RECORDS PROVIDED:
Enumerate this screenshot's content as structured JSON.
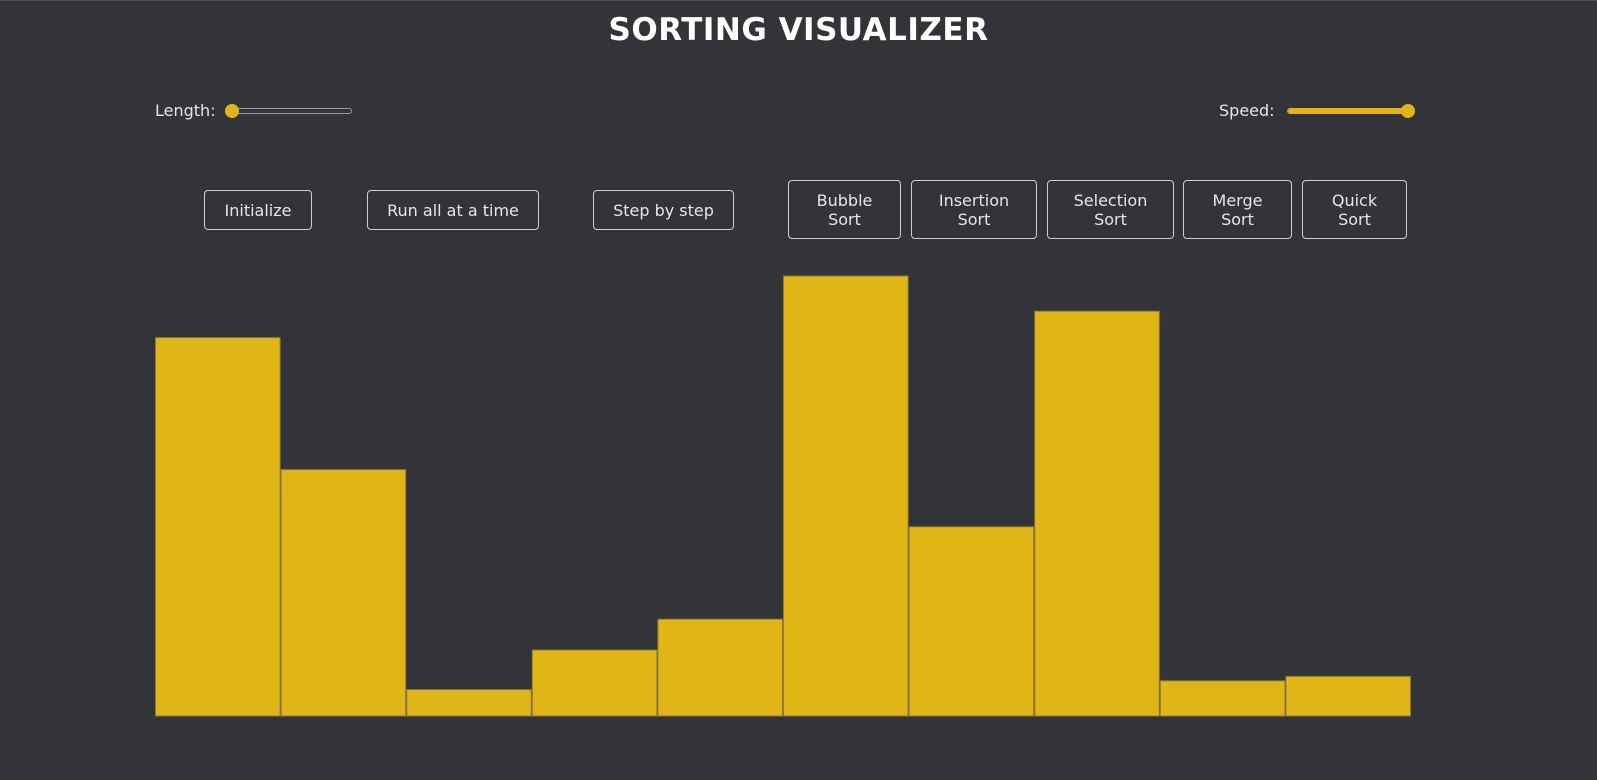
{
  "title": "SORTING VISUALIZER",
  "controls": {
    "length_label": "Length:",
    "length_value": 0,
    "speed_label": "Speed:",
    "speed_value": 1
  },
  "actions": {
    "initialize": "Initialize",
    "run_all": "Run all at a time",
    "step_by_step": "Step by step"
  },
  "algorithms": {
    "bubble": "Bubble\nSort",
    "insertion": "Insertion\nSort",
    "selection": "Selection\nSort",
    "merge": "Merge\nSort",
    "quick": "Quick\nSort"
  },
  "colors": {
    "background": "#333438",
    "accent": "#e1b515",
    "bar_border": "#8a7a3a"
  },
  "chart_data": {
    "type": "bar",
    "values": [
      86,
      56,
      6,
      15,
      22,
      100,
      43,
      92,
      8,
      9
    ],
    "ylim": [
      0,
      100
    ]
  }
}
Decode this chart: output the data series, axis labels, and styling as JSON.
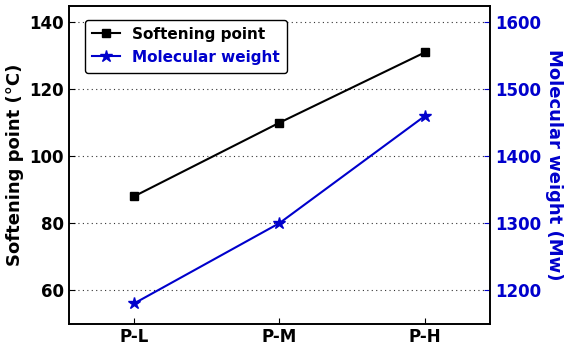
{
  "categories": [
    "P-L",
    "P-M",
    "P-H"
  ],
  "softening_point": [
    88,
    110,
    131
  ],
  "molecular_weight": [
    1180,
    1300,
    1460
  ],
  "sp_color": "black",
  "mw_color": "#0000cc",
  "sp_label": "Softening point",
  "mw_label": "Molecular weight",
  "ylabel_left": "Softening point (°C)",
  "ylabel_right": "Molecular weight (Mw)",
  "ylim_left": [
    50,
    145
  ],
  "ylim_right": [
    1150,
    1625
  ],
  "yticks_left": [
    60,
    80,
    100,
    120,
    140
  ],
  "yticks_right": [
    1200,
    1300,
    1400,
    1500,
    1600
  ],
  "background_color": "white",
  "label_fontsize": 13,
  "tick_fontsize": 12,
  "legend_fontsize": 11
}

PROBLEM: Repeat the material above in full and unchanged, minus its images.

EXPECTED OUTPUT:
Enumerate this screenshot's content as structured JSON.
{
  "title": "SORTING VISUALIZER",
  "controls": {
    "length_label": "Length:",
    "length_value": 0,
    "speed_label": "Speed:",
    "speed_value": 1
  },
  "actions": {
    "initialize": "Initialize",
    "run_all": "Run all at a time",
    "step_by_step": "Step by step"
  },
  "algorithms": {
    "bubble": "Bubble\nSort",
    "insertion": "Insertion\nSort",
    "selection": "Selection\nSort",
    "merge": "Merge\nSort",
    "quick": "Quick\nSort"
  },
  "colors": {
    "background": "#333438",
    "accent": "#e1b515",
    "bar_border": "#8a7a3a"
  },
  "chart_data": {
    "type": "bar",
    "values": [
      86,
      56,
      6,
      15,
      22,
      100,
      43,
      92,
      8,
      9
    ],
    "ylim": [
      0,
      100
    ]
  }
}
Decode this chart: output the data series, axis labels, and styling as JSON.
{
  "categories": [
    "P-L",
    "P-M",
    "P-H"
  ],
  "softening_point": [
    88,
    110,
    131
  ],
  "molecular_weight": [
    1180,
    1300,
    1460
  ],
  "sp_color": "black",
  "mw_color": "#0000cc",
  "sp_label": "Softening point",
  "mw_label": "Molecular weight",
  "ylabel_left": "Softening point (°C)",
  "ylabel_right": "Molecular weight (Mw)",
  "ylim_left": [
    50,
    145
  ],
  "ylim_right": [
    1150,
    1625
  ],
  "yticks_left": [
    60,
    80,
    100,
    120,
    140
  ],
  "yticks_right": [
    1200,
    1300,
    1400,
    1500,
    1600
  ],
  "background_color": "white",
  "label_fontsize": 13,
  "tick_fontsize": 12,
  "legend_fontsize": 11
}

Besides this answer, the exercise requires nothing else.